___ 原文 ___
家長としての地位やさまざまな財産を末子が相続継承する方式を一般的に末子相続(ばっしそうぞくとも読む)という。末子相続は世界的にみれば,ヨーロッパ,中央アジアの遊牧民,北東アジアの狩猟民,東南アジアの農耕民などに点々と行われているが,日本では西南日本の村落で主に行われている。
日本における末子相続の具体的方法はかなり複雑である。最も多いのは子どもたちのうち長男から順に分家して,最後に残った末子が相続する方法であり,このほかには一度分家や転出した末子がふたたび両親のもとにもどって相続する方法もある。また親が長男にあとを譲ったのち,次・三男や女子を連れて隠居分家をくりかえし,最後に親と同居した末子が親のあとをつぐ方法も,一般的には長男相続(長子相続)と隠居分家の制度であるが,これも事実上末子相続に非常に近い相続形態である。
___ 提供エントリ ___
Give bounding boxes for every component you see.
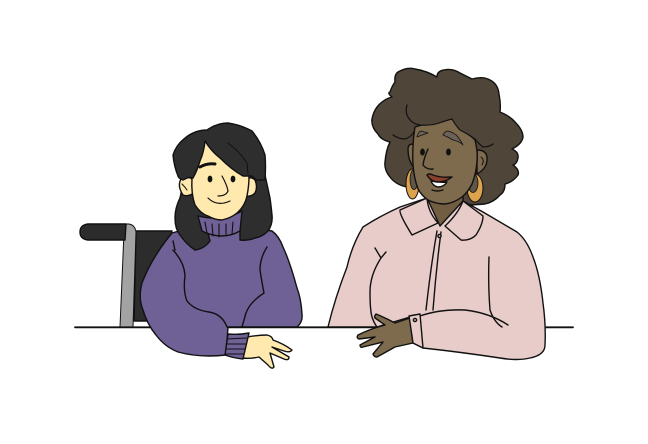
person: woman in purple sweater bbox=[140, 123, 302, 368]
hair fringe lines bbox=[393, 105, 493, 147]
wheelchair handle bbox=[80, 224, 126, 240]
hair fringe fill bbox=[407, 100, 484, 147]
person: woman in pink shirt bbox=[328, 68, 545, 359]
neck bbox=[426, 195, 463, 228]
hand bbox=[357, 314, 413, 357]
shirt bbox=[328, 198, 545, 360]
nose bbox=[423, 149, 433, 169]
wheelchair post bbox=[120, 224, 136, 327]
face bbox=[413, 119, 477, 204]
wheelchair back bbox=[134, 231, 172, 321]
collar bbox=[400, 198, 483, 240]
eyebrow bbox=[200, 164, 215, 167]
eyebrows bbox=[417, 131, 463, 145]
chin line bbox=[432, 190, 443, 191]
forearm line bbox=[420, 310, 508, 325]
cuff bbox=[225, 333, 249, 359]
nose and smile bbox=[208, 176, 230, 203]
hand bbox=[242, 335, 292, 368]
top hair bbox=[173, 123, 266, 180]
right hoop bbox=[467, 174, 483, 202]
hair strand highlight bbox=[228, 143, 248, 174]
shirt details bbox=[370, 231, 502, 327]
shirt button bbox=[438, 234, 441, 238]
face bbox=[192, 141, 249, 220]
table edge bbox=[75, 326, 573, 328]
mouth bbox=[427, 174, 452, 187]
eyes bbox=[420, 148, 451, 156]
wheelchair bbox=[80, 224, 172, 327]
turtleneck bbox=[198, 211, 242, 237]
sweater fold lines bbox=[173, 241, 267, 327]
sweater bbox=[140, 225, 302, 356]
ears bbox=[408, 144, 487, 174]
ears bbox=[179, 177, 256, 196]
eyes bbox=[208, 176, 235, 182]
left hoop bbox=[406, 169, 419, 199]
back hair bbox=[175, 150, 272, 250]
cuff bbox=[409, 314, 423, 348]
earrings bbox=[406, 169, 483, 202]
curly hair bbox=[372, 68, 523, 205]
___
___ 提供エントリ ___
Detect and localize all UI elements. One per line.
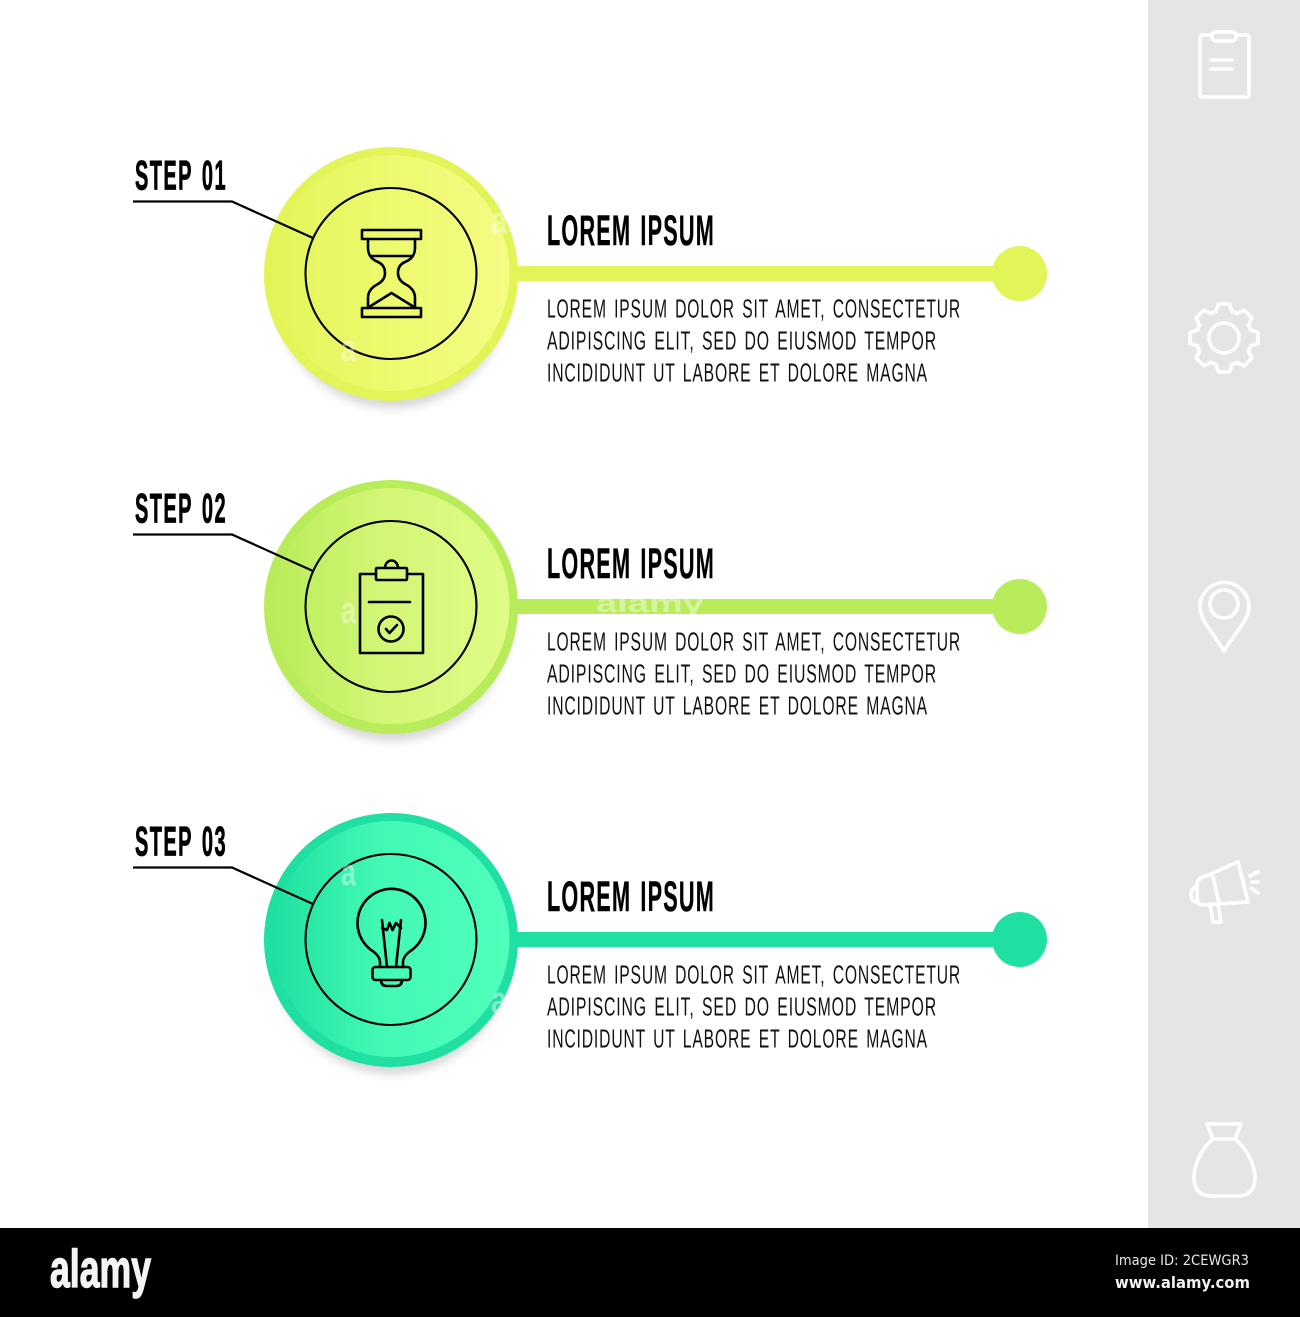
___
*課題一覧*:
A - 末子相続についての原文をもとに、次の問いに答えよ。
(i) 日本で末子相続が主に行われているのはどこか。
(ii) 中央アジアで末子相続を行っているのはどのような人々か。
(iii) 日本の末子相続で最も多い具体的方法は何か。
B - 末子相続についての原文を、最後の文のあとから書き継げ。
これらのエントリは今回の作業に一切関係しない。

*最終結果*:
A -
(i) 西南日本の村落
(ii) 遊牧民
(iii) 子どもたちのうち長男から順に分家し、最後に残った末子が相続する方法

B -
末子相続の特徴の一つは,末子相続といいながらも,相続継承者が末子に規定的に限定されないことであり,長男や仲兄(ちゆうけい)の相続もかなり認められる。したがってこの点では規定的に相続継承者が限定されている姉家督(あねかとく)相続や長男相続と対照的であり,むしろ複数の相続候補者の中から一人の相続人を選ぶ選定相続にきわめて近いといえる。選定相続と末子相続の差はきわめて微妙であるが,どちらかといえば選定相続が長男や次男など,子どもたちのうちでも早く生まれた者にかたよる傾向があるのに対して,末子相続は遅く生まれた末子にかたよる傾向が見られる点が異なるといえる。この点において末子相続は末子規定的相続ではなくて,末子優先的相続である。また財産の分与は,相続者に一括して財産が相続される形態ではなく,兄弟全員に均分的に相続される傾向があり,この点においても姉家督相続や長男相続における一括相続的傾向と異なる。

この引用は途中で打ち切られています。